#### [Given instruction]
In your copy, repeat the records exactly and leave out the pictures.

#### [Record list]
begin

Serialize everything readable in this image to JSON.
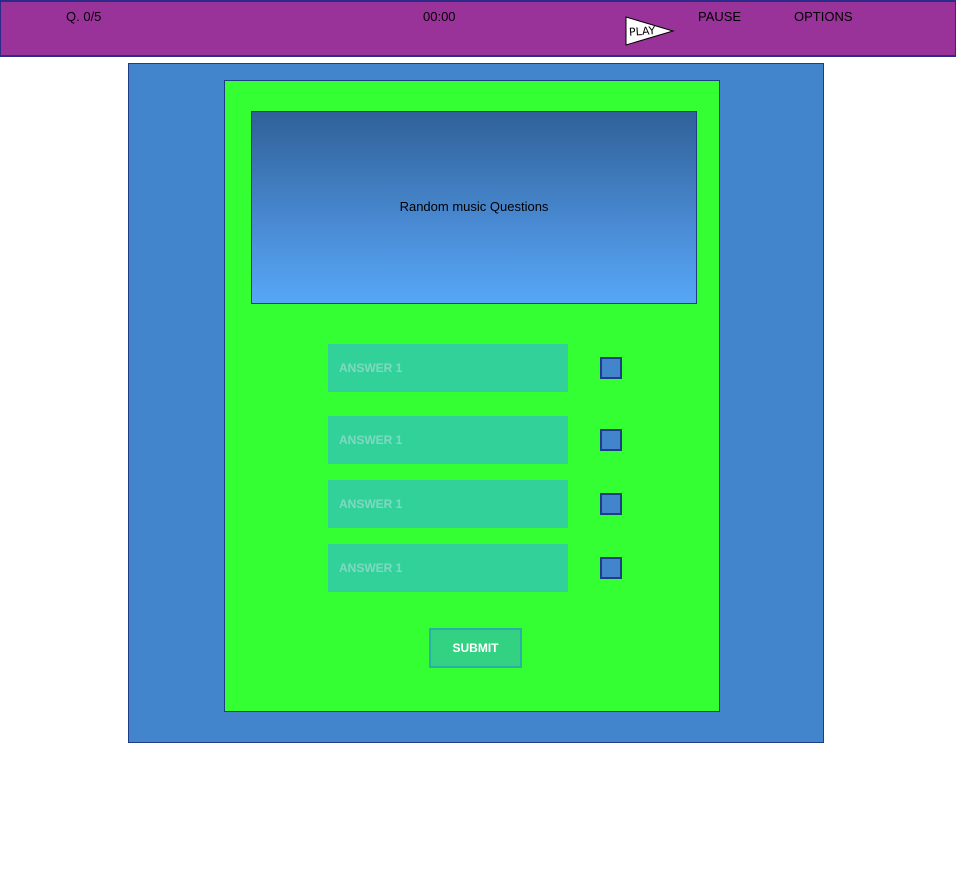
{
  "topbar": {
    "question_counter": "Q. 0/5",
    "timer": "00:00",
    "play_label": "PLAY",
    "pause_label": "PAUSE",
    "options_label": "OPTIONS"
  },
  "question": {
    "text": "Random music Questions"
  },
  "answers": [
    {
      "placeholder": "ANSWER 1"
    },
    {
      "placeholder": "ANSWER 1"
    },
    {
      "placeholder": "ANSWER 1"
    },
    {
      "placeholder": "ANSWER 1"
    }
  ],
  "submit_label": "SUBMIT",
  "colors": {
    "topbar": "#993399",
    "outer_panel": "#4285cc",
    "inner_panel": "#33ff33",
    "answer_field": "#33d19a",
    "submit_button": "#33d182",
    "border": "#1f3c88"
  }
}
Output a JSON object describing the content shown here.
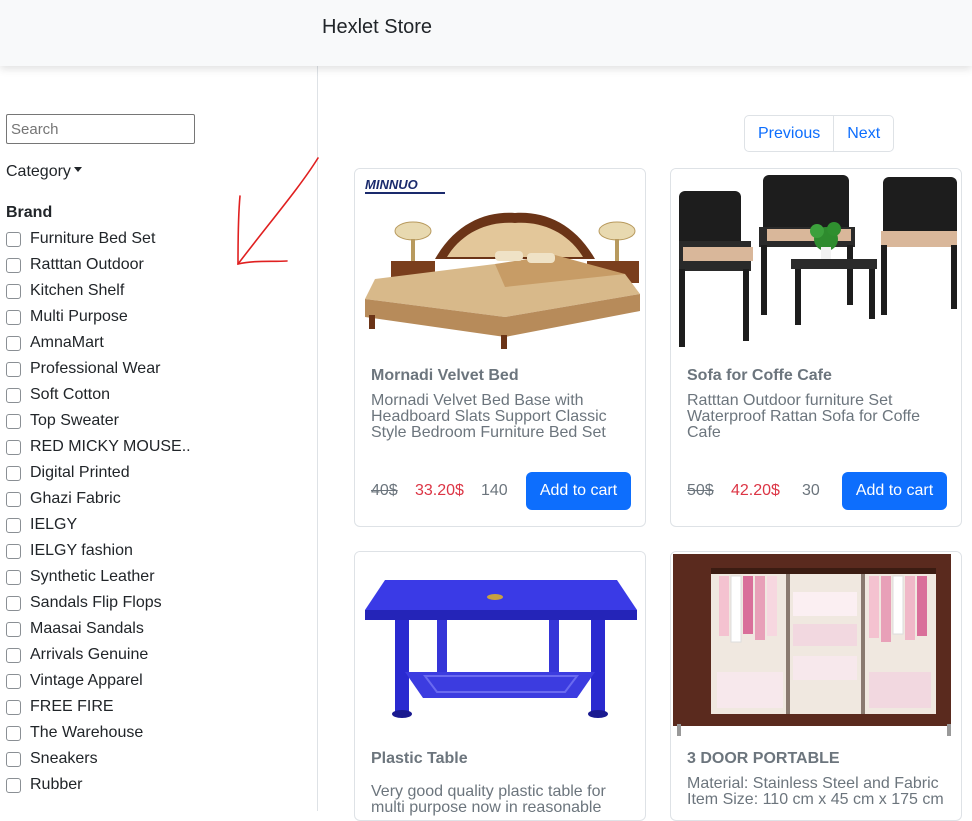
{
  "header": {
    "title": "Hexlet Store"
  },
  "sidebar": {
    "search_placeholder": "Search",
    "category_label": "Category",
    "brand_heading": "Brand",
    "brands": [
      "Furniture Bed Set",
      "Ratttan Outdoor",
      "Kitchen Shelf",
      "Multi Purpose",
      "AmnaMart",
      "Professional Wear",
      "Soft Cotton",
      "Top Sweater",
      "RED MICKY MOUSE..",
      "Digital Printed",
      "Ghazi Fabric",
      "IELGY",
      "IELGY fashion",
      "Synthetic Leather",
      "Sandals Flip Flops",
      "Maasai Sandals",
      "Arrivals Genuine",
      "Vintage Apparel",
      "FREE FIRE",
      "The Warehouse",
      "Sneakers",
      "Rubber"
    ]
  },
  "pagination": {
    "previous": "Previous",
    "next": "Next"
  },
  "products": [
    {
      "title": "Mornadi Velvet Bed",
      "desc_lines": [
        "Mornadi Velvet Bed Base with",
        "Headboard Slats Support Classic",
        "Style Bedroom Furniture Bed Set"
      ],
      "old_price": "40$",
      "price": "33.20$",
      "stock": "140",
      "button": "Add to cart",
      "logo_text": "MINNUO"
    },
    {
      "title": "Sofa for Coffe Cafe",
      "desc_lines": [
        "Ratttan Outdoor furniture Set",
        "Waterproof Rattan Sofa for Coffe",
        "Cafe"
      ],
      "old_price": "50$",
      "price": "42.20$",
      "stock": "30",
      "button": "Add to cart"
    },
    {
      "title": "Plastic Table",
      "desc_lines": [
        "Very good quality plastic table for",
        "multi purpose now in reasonable"
      ]
    },
    {
      "title": "3 DOOR PORTABLE",
      "desc_lines": [
        "Material: Stainless Steel and Fabric",
        "Item Size: 110 cm x 45 cm x 175 cm"
      ]
    }
  ],
  "colors": {
    "accent": "#0d6efd",
    "sale": "#dc3545",
    "muted": "#6c757d",
    "annotation": "#e02020"
  }
}
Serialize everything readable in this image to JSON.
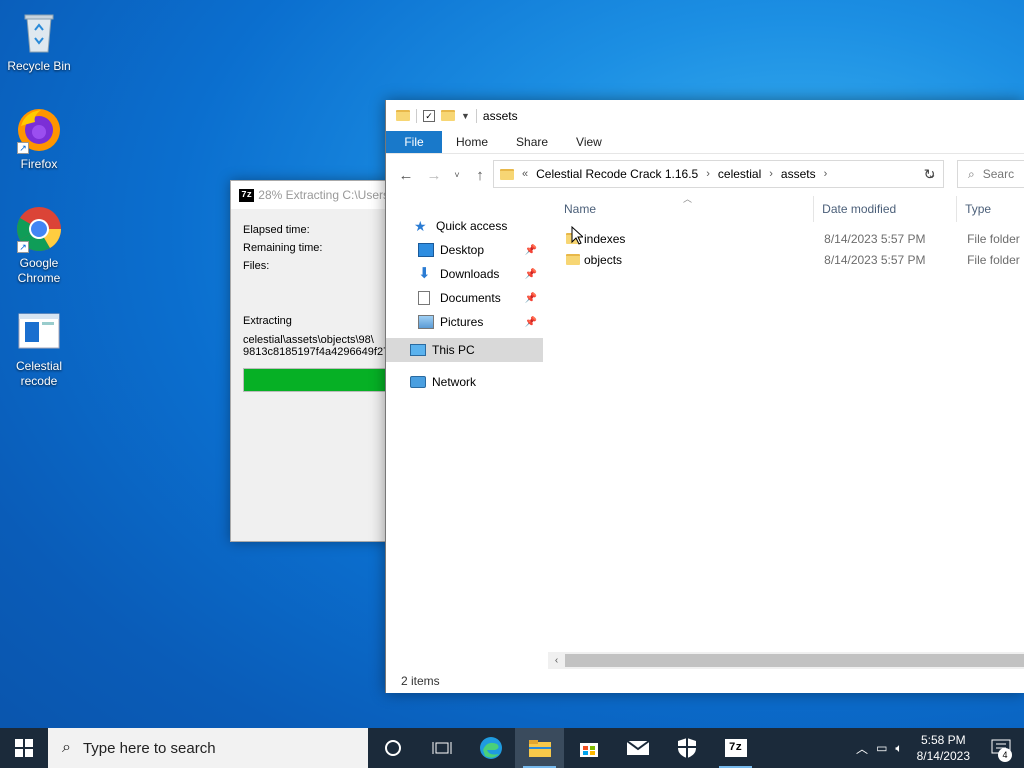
{
  "desktop": {
    "icons": [
      {
        "label": "Recycle Bin",
        "icon": "recycle-bin-icon"
      },
      {
        "label": "Firefox",
        "icon": "firefox-icon"
      },
      {
        "label": "Google Chrome",
        "icon": "chrome-icon"
      },
      {
        "label": "Celestial recode",
        "icon": "app-icon"
      }
    ]
  },
  "zip": {
    "title": "28% Extracting C:\\Users",
    "elapsed_label": "Elapsed time:",
    "remaining_label": "Remaining time:",
    "files_label": "Files:",
    "extracting_label": "Extracting",
    "path_line1": "celestial\\assets\\objects\\98\\",
    "path_line2": "9813c8185197f4a4296649f27",
    "progress_percent": 100
  },
  "explorer": {
    "title": "assets",
    "ribbon_tabs": [
      "File",
      "Home",
      "Share",
      "View"
    ],
    "breadcrumb": {
      "overflow": "«",
      "items": [
        "Celestial Recode Crack 1.16.5",
        "celestial",
        "assets"
      ]
    },
    "search_placeholder": "Searc",
    "nav": {
      "quick_access": "Quick access",
      "desktop": "Desktop",
      "downloads": "Downloads",
      "documents": "Documents",
      "pictures": "Pictures",
      "this_pc": "This PC",
      "network": "Network"
    },
    "columns": [
      "Name",
      "Date modified",
      "Type"
    ],
    "files": [
      {
        "name": "indexes",
        "date": "8/14/2023 5:57 PM",
        "type": "File folder"
      },
      {
        "name": "objects",
        "date": "8/14/2023 5:57 PM",
        "type": "File folder"
      }
    ],
    "status": "2 items"
  },
  "taskbar": {
    "search_placeholder": "Type here to search",
    "time": "5:58 PM",
    "date": "8/14/2023",
    "notification_count": "4"
  },
  "colors": {
    "accent": "#1979ca",
    "progress": "#06b025",
    "taskbar": "#1b2a3a"
  }
}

end

#### [Full response]
Serialize everything readable in this image to JSON.
{
  "topbar": {
    "question_counter": "Q. 0/5",
    "timer": "00:00",
    "play_label": "PLAY",
    "pause_label": "PAUSE",
    "options_label": "OPTIONS"
  },
  "question": {
    "text": "Random music Questions"
  },
  "answers": [
    {
      "placeholder": "ANSWER 1"
    },
    {
      "placeholder": "ANSWER 1"
    },
    {
      "placeholder": "ANSWER 1"
    },
    {
      "placeholder": "ANSWER 1"
    }
  ],
  "submit_label": "SUBMIT",
  "colors": {
    "topbar": "#993399",
    "outer_panel": "#4285cc",
    "inner_panel": "#33ff33",
    "answer_field": "#33d19a",
    "submit_button": "#33d182",
    "border": "#1f3c88"
  }
}
Output a JSON object describing the content shown here.
{
  "header": {
    "title": "Hexlet Store"
  },
  "sidebar": {
    "search_placeholder": "Search",
    "category_label": "Category",
    "brand_heading": "Brand",
    "brands": [
      "Furniture Bed Set",
      "Ratttan Outdoor",
      "Kitchen Shelf",
      "Multi Purpose",
      "AmnaMart",
      "Professional Wear",
      "Soft Cotton",
      "Top Sweater",
      "RED MICKY MOUSE..",
      "Digital Printed",
      "Ghazi Fabric",
      "IELGY",
      "IELGY fashion",
      "Synthetic Leather",
      "Sandals Flip Flops",
      "Maasai Sandals",
      "Arrivals Genuine",
      "Vintage Apparel",
      "FREE FIRE",
      "The Warehouse",
      "Sneakers",
      "Rubber"
    ]
  },
  "pagination": {
    "previous": "Previous",
    "next": "Next"
  },
  "products": [
    {
      "title": "Mornadi Velvet Bed",
      "desc_lines": [
        "Mornadi Velvet Bed Base with",
        "Headboard Slats Support Classic",
        "Style Bedroom Furniture Bed Set"
      ],
      "old_price": "40$",
      "price": "33.20$",
      "stock": "140",
      "button": "Add to cart",
      "logo_text": "MINNUO"
    },
    {
      "title": "Sofa for Coffe Cafe",
      "desc_lines": [
        "Ratttan Outdoor furniture Set",
        "Waterproof Rattan Sofa for Coffe",
        "Cafe"
      ],
      "old_price": "50$",
      "price": "42.20$",
      "stock": "30",
      "button": "Add to cart"
    },
    {
      "title": "Plastic Table",
      "desc_lines": [
        "Very good quality plastic table for",
        "multi purpose now in reasonable"
      ]
    },
    {
      "title": "3 DOOR PORTABLE",
      "desc_lines": [
        "Material: Stainless Steel and Fabric",
        "Item Size: 110 cm x 45 cm x 175 cm"
      ]
    }
  ],
  "colors": {
    "accent": "#0d6efd",
    "sale": "#dc3545",
    "muted": "#6c757d",
    "annotation": "#e02020"
  }
}
Serialize everything readable in this image to JSON.
{
  "desktop": {
    "icons": [
      {
        "label": "Recycle Bin",
        "icon": "recycle-bin-icon"
      },
      {
        "label": "Firefox",
        "icon": "firefox-icon"
      },
      {
        "label": "Google Chrome",
        "icon": "chrome-icon"
      },
      {
        "label": "Celestial recode",
        "icon": "app-icon"
      }
    ]
  },
  "zip": {
    "title": "28% Extracting C:\\Users",
    "elapsed_label": "Elapsed time:",
    "remaining_label": "Remaining time:",
    "files_label": "Files:",
    "extracting_label": "Extracting",
    "path_line1": "celestial\\assets\\objects\\98\\",
    "path_line2": "9813c8185197f4a4296649f27",
    "progress_percent": 100
  },
  "explorer": {
    "title": "assets",
    "ribbon_tabs": [
      "File",
      "Home",
      "Share",
      "View"
    ],
    "breadcrumb": {
      "overflow": "«",
      "items": [
        "Celestial Recode Crack 1.16.5",
        "celestial",
        "assets"
      ]
    },
    "search_placeholder": "Searc",
    "nav": {
      "quick_access": "Quick access",
      "desktop": "Desktop",
      "downloads": "Downloads",
      "documents": "Documents",
      "pictures": "Pictures",
      "this_pc": "This PC",
      "network": "Network"
    },
    "columns": [
      "Name",
      "Date modified",
      "Type"
    ],
    "files": [
      {
        "name": "indexes",
        "date": "8/14/2023 5:57 PM",
        "type": "File folder"
      },
      {
        "name": "objects",
        "date": "8/14/2023 5:57 PM",
        "type": "File folder"
      }
    ],
    "status": "2 items"
  },
  "taskbar": {
    "search_placeholder": "Type here to search",
    "time": "5:58 PM",
    "date": "8/14/2023",
    "notification_count": "4"
  },
  "colors": {
    "accent": "#1979ca",
    "progress": "#06b025",
    "taskbar": "#1b2a3a"
  }
}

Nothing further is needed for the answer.